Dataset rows
+===+

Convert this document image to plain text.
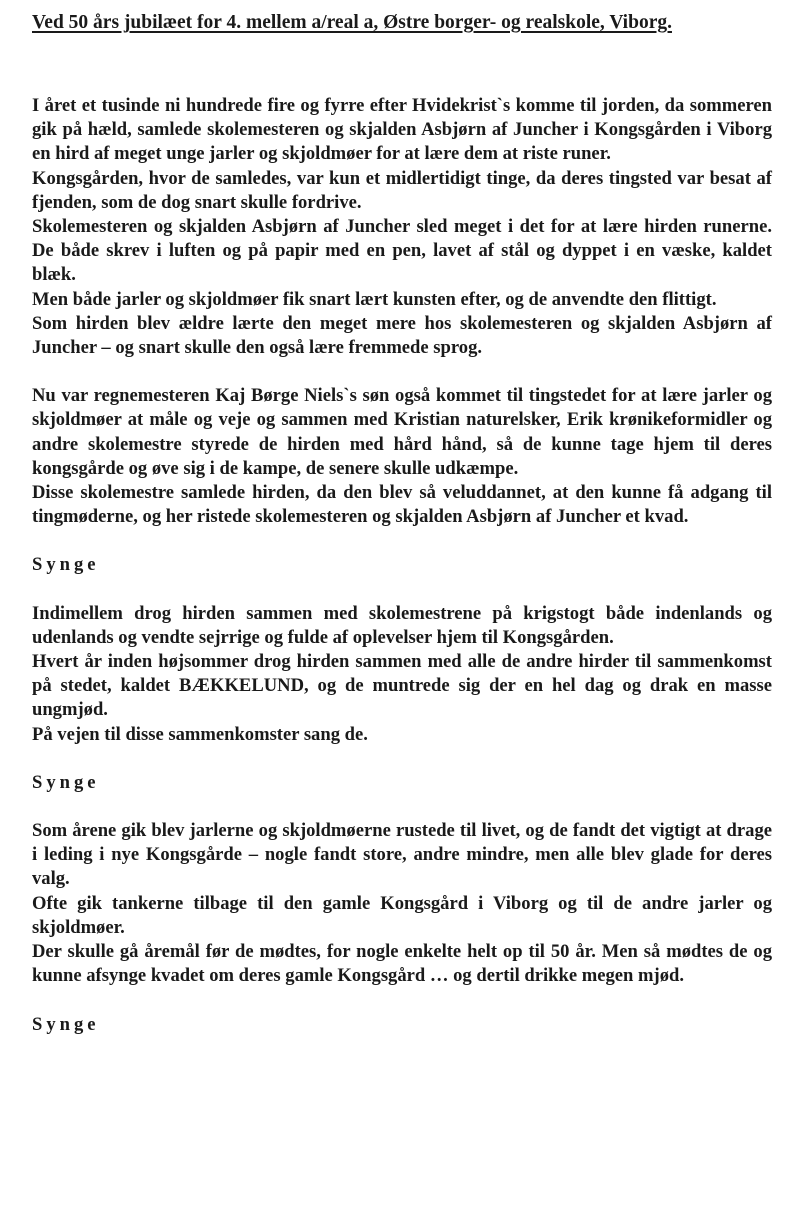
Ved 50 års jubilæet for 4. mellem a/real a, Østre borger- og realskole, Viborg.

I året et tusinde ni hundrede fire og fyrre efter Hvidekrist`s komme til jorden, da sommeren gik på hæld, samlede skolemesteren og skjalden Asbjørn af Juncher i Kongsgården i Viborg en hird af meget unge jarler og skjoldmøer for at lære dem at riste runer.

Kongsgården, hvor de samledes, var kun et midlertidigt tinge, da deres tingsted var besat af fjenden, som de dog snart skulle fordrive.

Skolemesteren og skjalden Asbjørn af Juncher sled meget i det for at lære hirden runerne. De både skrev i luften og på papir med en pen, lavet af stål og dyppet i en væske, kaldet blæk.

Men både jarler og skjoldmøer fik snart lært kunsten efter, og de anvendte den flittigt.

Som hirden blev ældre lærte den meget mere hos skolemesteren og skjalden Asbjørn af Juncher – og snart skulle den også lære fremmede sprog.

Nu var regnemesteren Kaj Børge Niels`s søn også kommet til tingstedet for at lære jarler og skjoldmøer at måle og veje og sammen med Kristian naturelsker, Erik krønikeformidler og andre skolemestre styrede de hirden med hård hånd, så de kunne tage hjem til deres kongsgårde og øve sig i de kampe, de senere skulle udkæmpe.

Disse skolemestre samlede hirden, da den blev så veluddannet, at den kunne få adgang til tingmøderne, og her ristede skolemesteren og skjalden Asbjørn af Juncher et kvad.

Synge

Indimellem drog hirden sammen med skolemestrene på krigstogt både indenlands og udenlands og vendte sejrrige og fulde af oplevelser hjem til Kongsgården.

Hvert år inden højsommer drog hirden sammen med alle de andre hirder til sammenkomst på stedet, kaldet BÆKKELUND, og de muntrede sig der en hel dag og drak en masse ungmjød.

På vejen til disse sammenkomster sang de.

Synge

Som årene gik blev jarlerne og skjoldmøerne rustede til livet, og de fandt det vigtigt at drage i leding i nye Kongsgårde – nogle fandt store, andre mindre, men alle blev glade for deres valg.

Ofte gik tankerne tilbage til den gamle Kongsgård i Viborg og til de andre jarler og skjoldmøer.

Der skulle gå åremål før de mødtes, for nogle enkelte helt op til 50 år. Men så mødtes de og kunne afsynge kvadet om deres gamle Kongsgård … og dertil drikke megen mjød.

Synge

+===+

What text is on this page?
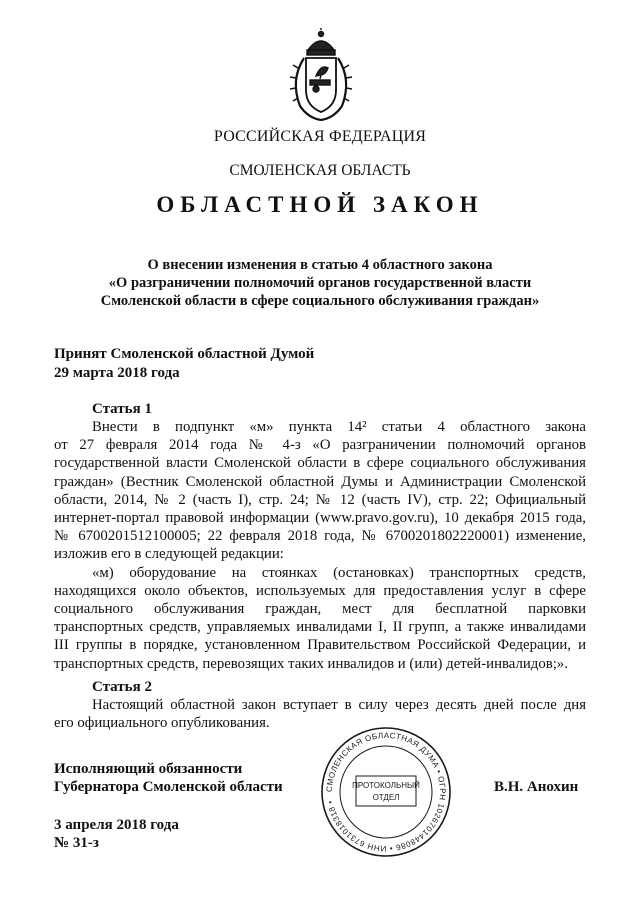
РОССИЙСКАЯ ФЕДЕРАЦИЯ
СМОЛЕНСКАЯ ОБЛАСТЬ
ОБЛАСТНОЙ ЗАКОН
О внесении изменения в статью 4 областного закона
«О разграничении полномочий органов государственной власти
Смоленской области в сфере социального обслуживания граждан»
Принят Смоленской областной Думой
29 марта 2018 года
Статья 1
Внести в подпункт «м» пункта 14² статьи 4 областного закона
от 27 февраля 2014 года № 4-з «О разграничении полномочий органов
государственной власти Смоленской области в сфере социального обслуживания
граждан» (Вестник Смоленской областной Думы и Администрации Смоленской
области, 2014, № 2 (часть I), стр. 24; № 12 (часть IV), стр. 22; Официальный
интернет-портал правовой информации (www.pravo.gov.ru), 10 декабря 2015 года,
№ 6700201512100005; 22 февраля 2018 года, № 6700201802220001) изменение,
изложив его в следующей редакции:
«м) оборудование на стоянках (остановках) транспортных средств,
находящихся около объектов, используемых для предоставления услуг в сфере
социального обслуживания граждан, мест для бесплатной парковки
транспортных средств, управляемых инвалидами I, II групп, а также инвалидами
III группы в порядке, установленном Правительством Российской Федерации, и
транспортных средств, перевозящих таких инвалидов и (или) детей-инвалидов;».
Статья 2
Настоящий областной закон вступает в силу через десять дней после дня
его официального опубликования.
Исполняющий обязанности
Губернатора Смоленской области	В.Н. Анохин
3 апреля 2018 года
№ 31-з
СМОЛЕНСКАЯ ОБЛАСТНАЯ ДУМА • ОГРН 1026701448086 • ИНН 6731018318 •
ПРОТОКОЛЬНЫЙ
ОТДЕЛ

+===+

Tell how many lines of the records above hold the string "транспортных". Give no other text.

3